# Task description:
Provide only the number of lines where "นไปตามกฎหมาย" occurs.

# Extracted information:
----

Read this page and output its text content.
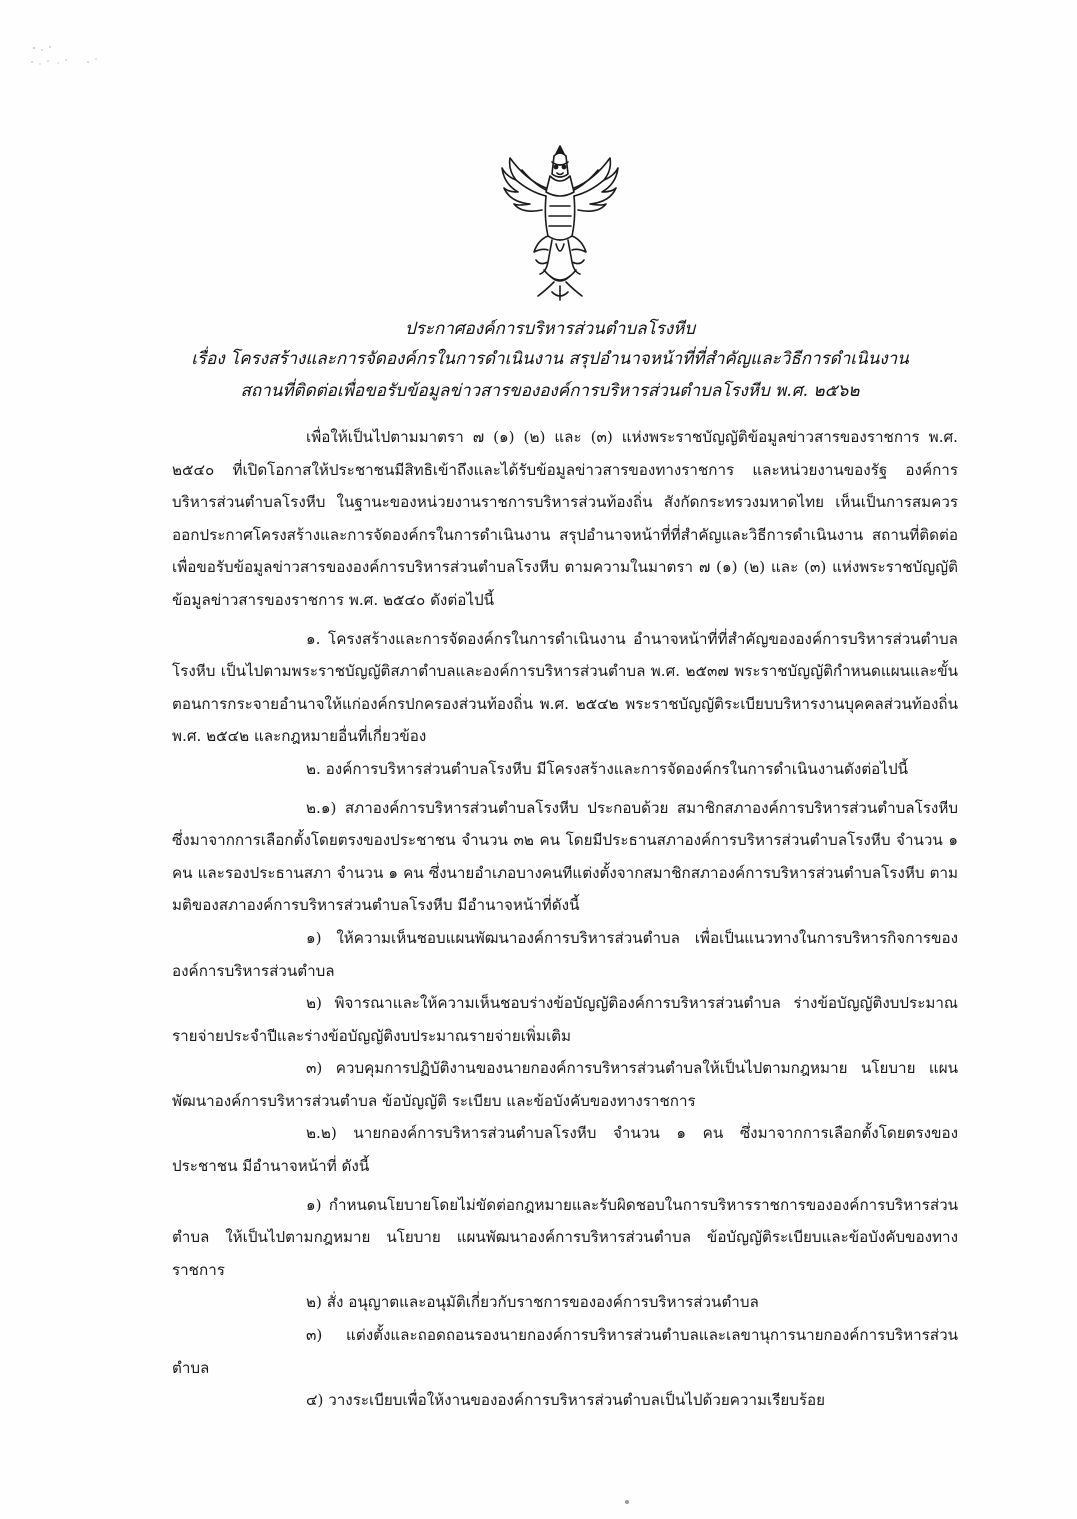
ประกาศองค์การบริหารส่วนตำบลโรงหีบ
เรื่อง โครงสร้างและการจัดองค์กรในการดำเนินงาน สรุปอำนาจหน้าที่ที่สำคัญและวิธีการดำเนินงาน
สถานที่ติดต่อเพื่อขอรับข้อมูลข่าวสารขององค์การบริหารส่วนตำบลโรงหีบ พ.ศ. ๒๕๖๒

เพื่อให้เป็นไปตามมาตรา ๗ (๑) (๒) และ (๓) แห่งพระราชบัญญัติข้อมูลข่าวสารของราชการ พ.ศ. ๒๕๔๐ ที่เปิดโอกาสให้ประชาชนมีสิทธิเข้าถึงและได้รับข้อมูลข่าวสารของทางราชการ และหน่วยงานของรัฐ องค์การบริหารส่วนตำบลโรงหีบ ในฐานะของหน่วยงานราชการบริหารส่วนท้องถิ่น สังกัดกระทรวงมหาดไทย เห็นเป็นการสมควรออกประกาศโครงสร้างและการจัดองค์กรในการดำเนินงาน สรุปอำนาจหน้าที่ที่สำคัญและวิธีการดำเนินงาน สถานที่ติดต่อเพื่อขอรับข้อมูลข่าวสารขององค์การบริหารส่วนตำบลโรงหีบ ตามความในมาตรา ๗ (๑) (๒) และ (๓) แห่งพระราชบัญญัติข้อมูลข่าวสารของราชการ พ.ศ. ๒๕๔๐ ดังต่อไปนี้

๑. โครงสร้างและการจัดองค์กรในการดำเนินงาน อำนาจหน้าที่ที่สำคัญขององค์การบริหารส่วนตำบลโรงหีบ เป็นไปตามพระราชบัญญัติสภาตำบลและองค์การบริหารส่วนตำบล พ.ศ. ๒๕๓๗ พระราชบัญญัติกำหนดแผนและขั้นตอนการกระจายอำนาจให้แก่องค์กรปกครองส่วนท้องถิ่น พ.ศ. ๒๕๔๒ พระราชบัญญัติระเบียบบริหารงานบุคคลส่วนท้องถิ่น พ.ศ. ๒๕๔๒ และกฎหมายอื่นที่เกี่ยวข้อง

๒. องค์การบริหารส่วนตำบลโรงหีบ มีโครงสร้างและการจัดองค์กรในการดำเนินงานดังต่อไปนี้

๒.๑) สภาองค์การบริหารส่วนตำบลโรงหีบ ประกอบด้วย สมาชิกสภาองค์การบริหารส่วนตำบลโรงหีบ ซึ่งมาจากการเลือกตั้งโดยตรงของประชาชน จำนวน ๓๒ คน โดยมีประธานสภาองค์การบริหารส่วนตำบลโรงหีบ จำนวน ๑ คน และรองประธานสภา จำนวน ๑ คน ซึ่งนายอำเภอบางคนทีแต่งตั้งจากสมาชิกสภาองค์การบริหารส่วนตำบลโรงหีบ ตามมติของสภาองค์การบริหารส่วนตำบลโรงหีบ มีอำนาจหน้าที่ดังนี้

๑) ให้ความเห็นชอบแผนพัฒนาองค์การบริหารส่วนตำบล เพื่อเป็นแนวทางในการบริหารกิจการขององค์การบริหารส่วนตำบล

๒) พิจารณาและให้ความเห็นชอบร่างข้อบัญญัติองค์การบริหารส่วนตำบล ร่างข้อบัญญัติงบประมาณรายจ่ายประจำปีและร่างข้อบัญญัติงบประมาณรายจ่ายเพิ่มเติม

๓) ควบคุมการปฏิบัติงานของนายกองค์การบริหารส่วนตำบลให้เป็นไปตามกฎหมาย นโยบาย แผนพัฒนาองค์การบริหารส่วนตำบล ข้อบัญญัติ ระเบียบ และข้อบังคับของทางราชการ

๒.๒) นายกองค์การบริหารส่วนตำบลโรงหีบ จำนวน ๑ คน ซึ่งมาจากการเลือกตั้งโดยตรงของประชาชน มีอำนาจหน้าที่ ดังนี้

๑) กำหนดนโยบายโดยไม่ขัดต่อกฎหมายและรับผิดชอบในการบริหารราชการขององค์การบริหารส่วนตำบล ให้เป็นไปตามกฎหมาย นโยบาย แผนพัฒนาองค์การบริหารส่วนตำบล ข้อบัญญัติระเบียบและข้อบังคับของทางราชการ

๒) สั่ง อนุญาตและอนุมัติเกี่ยวกับราชการขององค์การบริหารส่วนตำบล

๓) แต่งตั้งและถอดถอนรองนายกองค์การบริหารส่วนตำบลและเลขานุการนายกองค์การบริหารส่วนตำบล

๔) วางระเบียบเพื่อให้งานขององค์การบริหารส่วนตำบลเป็นไปด้วยความเรียบร้อย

----

# Expected answer:
2